◆ Given instruction
Please write the next part of the conversation about duck habitat and hunting clubs at the river confluence, starting right after its final sentence.
[Start of Provided text]
Mike Checkett: Well, just up the river on the northern part of the confluence, you have a state area called Ted Shanks. And then as you come south, you have Clarence Cannon National Wildlife Refuge. You go across the river, there’s Batch Town Refuge, Swan Lake and Two Rivers. Swan Lake is the national and Two Rivers is an Illinois department state area. And then you get down in the southern end of the confluence and there’s actually a conservation area called Mayor Tim Clare and BK Leach. So there’s a real mix of habitats and public lands within the private land system there.

Ramsey Russell: Yeah, a lot of the clubs I’ve seen or have heard about are managing intensively all the way up through Hennepin, Illinois with flooded corn. Is anybody on the private side or some of those clubs managing for moist soil or anything of that nature?

Mike Checkett: Absolutely, yeah. Club management is all about how much you have to spend or willing to spend, but there’s intensively managed moist soil areas, there’s agriculture, corn, soybeans, there’s planted Japanese millet and other. Some guys are putting some milo out there different stuff depending on the years. We’re right there in the confluence, so some years were flooded from February to July back in 2019 and you can’t get corn in, but if you wanted to. But there’s a mix of all different types of habitats, most of the clubs recognize the importance of the different types to create that smorgasbord for wildlife, it’s one of the things that Great Rivers Habitat Alliance promotes. We actually have a 3 day workshop where we have experts in wetland habitat management come in Dr. Mickey Heitmeyer and Doug Helmers and teach intensive management on things like moist soil management. Actually pushing a little bit away from agriculture because there’s a lot of ag on the ground and the missing piece in many places is that native or natural habitat. And so those moist soil managed properties tend to do better than the corn areas, believe it or not. It’s good to have some corn when temperatures drop down cold and you need some hot food that carbohydrate fat, but most of the year the ducks aren’t really all that interested and a lot of times if you see them going in the corn, they’re actually going in there to eat the weed seeds and the fall panicgrass and Sprangle top and different grasses like that. I know, you know, one of my mentors that I look up to Dr. Rick Kaminski, dirty corn is what he always used to like to call it. These areas are intensively managed, they manage the hunting pressure as well, a lot of these clubs only hunt certain days of the week or only hunt afternoons.
[End of Provided text]
[Start of Stored rows]
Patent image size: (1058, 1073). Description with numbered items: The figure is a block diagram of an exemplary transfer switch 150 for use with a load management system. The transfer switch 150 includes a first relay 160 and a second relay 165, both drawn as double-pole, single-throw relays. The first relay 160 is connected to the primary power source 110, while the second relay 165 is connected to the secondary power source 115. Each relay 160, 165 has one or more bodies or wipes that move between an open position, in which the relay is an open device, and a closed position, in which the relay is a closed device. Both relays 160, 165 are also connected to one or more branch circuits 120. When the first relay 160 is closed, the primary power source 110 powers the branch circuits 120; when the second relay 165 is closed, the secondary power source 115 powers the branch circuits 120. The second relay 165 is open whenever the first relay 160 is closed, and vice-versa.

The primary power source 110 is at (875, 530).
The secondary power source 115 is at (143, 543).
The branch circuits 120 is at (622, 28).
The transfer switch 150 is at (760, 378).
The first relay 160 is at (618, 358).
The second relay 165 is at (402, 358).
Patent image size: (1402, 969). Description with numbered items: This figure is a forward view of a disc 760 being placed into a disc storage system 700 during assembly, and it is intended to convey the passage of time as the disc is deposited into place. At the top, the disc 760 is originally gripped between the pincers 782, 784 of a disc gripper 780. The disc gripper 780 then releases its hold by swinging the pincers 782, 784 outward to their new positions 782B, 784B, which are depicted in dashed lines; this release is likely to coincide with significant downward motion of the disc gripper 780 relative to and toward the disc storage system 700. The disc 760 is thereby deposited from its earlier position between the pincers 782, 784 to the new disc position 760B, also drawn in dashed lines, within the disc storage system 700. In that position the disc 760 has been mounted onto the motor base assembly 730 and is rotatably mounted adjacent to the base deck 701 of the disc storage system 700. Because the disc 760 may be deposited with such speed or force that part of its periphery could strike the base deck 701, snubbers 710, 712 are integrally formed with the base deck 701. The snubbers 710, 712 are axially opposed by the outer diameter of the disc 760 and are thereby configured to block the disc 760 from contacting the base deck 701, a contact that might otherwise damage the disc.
[End of Stored rows]
◆ Exercise answer
Ramsey Russell: That may be one of the most impressive things I saw, especially when you start talking about the enormous amount of personal commitment to habitat, be it moist soil management, be it water levels, be it planted something, but on top of that, because I’ve always felt like you look a lot of the work that Cohen is doing, especially about hunting pressure, they have gone to extremes. I know a lot of the clubs up there have inviolate Sanctuaries.

Mike Checkett: That’s a good point.

Important Contributions to Waterfowl Habitat Management

And so some of those big clubs like the Quiver Club, Horseshoe, Darden, Raccoon Ranch, Bellow, which is Adolphus’s Club, there was some great forward thinking by people before us that recognized the importance of those habitats and protected them.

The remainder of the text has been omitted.